> **Stated goal**:
Repeat all of the data precisely.

> **Data for the task**:
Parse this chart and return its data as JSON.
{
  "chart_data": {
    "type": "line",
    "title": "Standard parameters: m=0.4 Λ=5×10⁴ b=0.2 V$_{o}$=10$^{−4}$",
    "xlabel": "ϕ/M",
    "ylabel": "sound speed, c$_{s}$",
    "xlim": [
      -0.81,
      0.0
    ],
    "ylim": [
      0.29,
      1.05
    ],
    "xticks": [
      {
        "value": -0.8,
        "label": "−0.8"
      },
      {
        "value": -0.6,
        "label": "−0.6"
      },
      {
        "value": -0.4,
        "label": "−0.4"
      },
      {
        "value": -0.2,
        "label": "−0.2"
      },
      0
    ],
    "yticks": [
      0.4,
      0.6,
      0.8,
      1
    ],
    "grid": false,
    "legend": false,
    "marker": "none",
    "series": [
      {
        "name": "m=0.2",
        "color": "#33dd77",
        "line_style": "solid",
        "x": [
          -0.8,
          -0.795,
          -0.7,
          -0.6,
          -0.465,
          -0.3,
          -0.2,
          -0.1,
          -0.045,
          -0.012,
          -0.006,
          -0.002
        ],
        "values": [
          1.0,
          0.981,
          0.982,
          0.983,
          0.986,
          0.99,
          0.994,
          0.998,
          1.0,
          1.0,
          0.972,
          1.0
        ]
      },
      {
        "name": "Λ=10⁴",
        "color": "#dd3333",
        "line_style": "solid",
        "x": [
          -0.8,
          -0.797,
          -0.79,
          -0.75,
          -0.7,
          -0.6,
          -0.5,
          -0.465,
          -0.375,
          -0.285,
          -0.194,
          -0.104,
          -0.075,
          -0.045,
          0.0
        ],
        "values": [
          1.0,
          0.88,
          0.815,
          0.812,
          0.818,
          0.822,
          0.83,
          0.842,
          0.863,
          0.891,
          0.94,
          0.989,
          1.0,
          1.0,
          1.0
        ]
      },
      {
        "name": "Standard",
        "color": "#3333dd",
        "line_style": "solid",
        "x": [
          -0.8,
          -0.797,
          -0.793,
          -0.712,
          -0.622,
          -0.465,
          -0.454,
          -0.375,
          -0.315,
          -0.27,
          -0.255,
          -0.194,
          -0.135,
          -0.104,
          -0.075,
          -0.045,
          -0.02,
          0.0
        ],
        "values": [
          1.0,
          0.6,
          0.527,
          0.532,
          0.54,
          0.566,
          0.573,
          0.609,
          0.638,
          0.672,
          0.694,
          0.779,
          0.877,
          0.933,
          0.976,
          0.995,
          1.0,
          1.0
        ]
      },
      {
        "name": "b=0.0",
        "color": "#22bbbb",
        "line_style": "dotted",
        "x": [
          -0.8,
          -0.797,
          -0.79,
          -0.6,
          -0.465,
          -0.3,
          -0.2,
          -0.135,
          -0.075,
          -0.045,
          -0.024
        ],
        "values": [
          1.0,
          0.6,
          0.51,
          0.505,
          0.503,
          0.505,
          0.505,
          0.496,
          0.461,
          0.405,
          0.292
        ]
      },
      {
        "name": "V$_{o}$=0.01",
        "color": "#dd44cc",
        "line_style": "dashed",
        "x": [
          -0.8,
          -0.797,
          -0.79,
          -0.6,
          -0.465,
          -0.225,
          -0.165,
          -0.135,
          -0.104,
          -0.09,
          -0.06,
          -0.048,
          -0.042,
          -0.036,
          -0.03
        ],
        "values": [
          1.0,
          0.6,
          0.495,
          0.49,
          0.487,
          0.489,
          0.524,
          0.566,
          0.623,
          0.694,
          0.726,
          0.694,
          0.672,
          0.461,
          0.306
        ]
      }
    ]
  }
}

> **Correct result**:
Parse this chart and return its data as JSON.
{
  "chart_data": {
    "type": "line",
    "title": "Standard parameters: m=0.4 Λ=5×10⁴ b=0.2 V$_{o}$=10$^{−4}$",
    "xlabel": "ϕ/M",
    "ylabel": "sound speed, c$_{s}$",
    "xlim": [
      -0.81,
      0.0
    ],
    "ylim": [
      0.29,
      1.05
    ],
    "xticks": [
      {
        "value": -0.8,
        "label": "−0.8"
      },
      {
        "value": -0.6,
        "label": "−0.6"
      },
      {
        "value": -0.4,
        "label": "−0.4"
      },
      {
        "value": -0.2,
        "label": "−0.2"
      },
      0
    ],
    "yticks": [
      0.4,
      0.6,
      0.8,
      1
    ],
    "grid": false,
    "legend": false,
    "marker": "none",
    "series": [
      {
        "name": "m=0.2",
        "color": "#33dd77",
        "line_style": "solid",
        "x": [
          -0.8,
          -0.795,
          -0.7,
          -0.6,
          -0.465,
          -0.3,
          -0.2,
          -0.1,
          -0.045,
          -0.012,
          -0.006,
          -0.002
        ],
        "values": [
          1.0,
          0.981,
          0.982,
          0.983,
          0.986,
          0.99,
          0.994,
          0.998,
          1.0,
          1.0,
          0.972,
          1.0
        ]
      },
      {
        "name": "Λ=10⁴",
        "color": "#dd3333",
        "line_style": "solid",
        "x": [
          -0.8,
          -0.797,
          -0.79,
          -0.75,
          -0.7,
          -0.6,
          -0.5,
          -0.465,
          -0.375,
          -0.285,
          -0.194,
          -0.104,
          -0.075,
          -0.045,
          0.0
        ],
        "values": [
          1.0,
          0.88,
          0.815,
          0.812,
          0.818,
          0.822,
          0.83,
          0.842,
          0.863,
          0.891,
          0.94,
          0.989,
          1.0,
          1.0,
          1.0
        ]
      },
      {
        "name": "Standard",
        "color": "#3333dd",
        "line_style": "solid",
        "x": [
          -0.8,
          -0.797,
          -0.793,
          -0.712,
          -0.622,
          -0.465,
          -0.454,
          -0.375,
          -0.315,
          -0.27,
          -0.255,
          -0.194,
          -0.135,
          -0.104,
          -0.075,
          -0.045,
          -0.02,
          0.0
        ],
        "values": [
          1.0,
          0.6,
          0.527,
          0.532,
          0.54,
          0.566,
          0.573,
          0.609,
          0.638,
          0.672,
          0.694,
          0.779,
          0.877,
          0.933,
          0.976,
          0.995,
          1.0,
          1.0
        ]
      },
      {
        "name": "b=0.0",
        "color": "#22bbbb",
        "line_style": "dotted",
        "x": [
          -0.8,
          -0.797,
          -0.79,
          -0.6,
          -0.465,
          -0.3,
          -0.2,
          -0.135,
          -0.075,
          -0.045,
          -0.024
        ],
        "values": [
          1.0,
          0.6,
          0.51,
          0.505,
          0.503,
          0.505,
          0.505,
          0.496,
          0.461,
          0.405,
          0.292
        ]
      },
      {
        "name": "V$_{o}$=0.01",
        "color": "#dd44cc",
        "line_style": "dashed",
        "x": [
          -0.8,
          -0.797,
          -0.79,
          -0.6,
          -0.465,
          -0.225,
          -0.165,
          -0.135,
          -0.104,
          -0.09,
          -0.06,
          -0.048,
          -0.042,
          -0.036,
          -0.03
        ],
        "values": [
          1.0,
          0.6,
          0.495,
          0.49,
          0.487,
          0.489,
          0.524,
          0.566,
          0.623,
          0.694,
          0.726,
          0.694,
          0.672,
          0.461,
          0.306
        ]
      }
    ]
  }
}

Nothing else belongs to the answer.